■ **Dataset entries**:
----------
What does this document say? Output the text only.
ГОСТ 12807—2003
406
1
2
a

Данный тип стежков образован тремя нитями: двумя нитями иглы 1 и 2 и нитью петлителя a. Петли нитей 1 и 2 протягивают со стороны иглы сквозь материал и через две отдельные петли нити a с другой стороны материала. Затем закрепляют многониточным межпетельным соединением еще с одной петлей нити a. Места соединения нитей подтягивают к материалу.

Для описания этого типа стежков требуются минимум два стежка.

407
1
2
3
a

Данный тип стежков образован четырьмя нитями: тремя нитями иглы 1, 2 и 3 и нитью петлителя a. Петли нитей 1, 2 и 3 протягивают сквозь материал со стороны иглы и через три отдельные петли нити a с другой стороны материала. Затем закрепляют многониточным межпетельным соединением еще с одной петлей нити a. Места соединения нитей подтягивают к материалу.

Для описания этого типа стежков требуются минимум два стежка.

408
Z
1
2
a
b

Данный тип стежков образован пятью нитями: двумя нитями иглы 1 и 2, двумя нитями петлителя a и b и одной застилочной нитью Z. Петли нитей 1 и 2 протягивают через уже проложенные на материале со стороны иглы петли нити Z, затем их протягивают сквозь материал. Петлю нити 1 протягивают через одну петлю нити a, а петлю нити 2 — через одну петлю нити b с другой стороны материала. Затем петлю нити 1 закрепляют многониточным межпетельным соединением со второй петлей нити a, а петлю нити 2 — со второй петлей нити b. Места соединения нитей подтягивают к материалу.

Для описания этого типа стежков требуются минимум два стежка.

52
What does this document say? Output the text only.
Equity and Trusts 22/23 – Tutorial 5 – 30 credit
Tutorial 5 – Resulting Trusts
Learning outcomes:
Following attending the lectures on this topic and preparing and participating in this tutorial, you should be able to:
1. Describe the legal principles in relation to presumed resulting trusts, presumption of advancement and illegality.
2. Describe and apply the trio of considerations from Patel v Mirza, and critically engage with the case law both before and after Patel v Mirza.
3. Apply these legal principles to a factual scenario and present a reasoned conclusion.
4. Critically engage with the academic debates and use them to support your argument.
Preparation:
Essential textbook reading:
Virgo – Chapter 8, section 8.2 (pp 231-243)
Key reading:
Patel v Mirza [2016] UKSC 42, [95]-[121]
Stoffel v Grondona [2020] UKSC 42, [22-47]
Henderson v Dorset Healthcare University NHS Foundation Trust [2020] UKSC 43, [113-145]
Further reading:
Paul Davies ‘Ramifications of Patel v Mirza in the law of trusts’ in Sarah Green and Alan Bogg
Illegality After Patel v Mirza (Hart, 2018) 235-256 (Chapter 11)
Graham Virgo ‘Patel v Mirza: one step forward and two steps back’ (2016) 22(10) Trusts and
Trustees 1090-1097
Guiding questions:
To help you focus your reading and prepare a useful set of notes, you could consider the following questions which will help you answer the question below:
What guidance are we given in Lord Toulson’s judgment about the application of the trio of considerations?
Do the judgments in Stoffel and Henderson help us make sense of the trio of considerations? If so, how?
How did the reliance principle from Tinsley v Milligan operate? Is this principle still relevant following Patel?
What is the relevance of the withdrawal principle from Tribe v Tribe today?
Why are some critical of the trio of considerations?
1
----------
■ **Exercise**: Copy each line above containing the string "reading".

■ **Complete response**:
Essential textbook reading:
Key reading:
Further reading:
To help you focus your reading and prepare a useful set of notes, you could consider the following questions which will help you answer the question below:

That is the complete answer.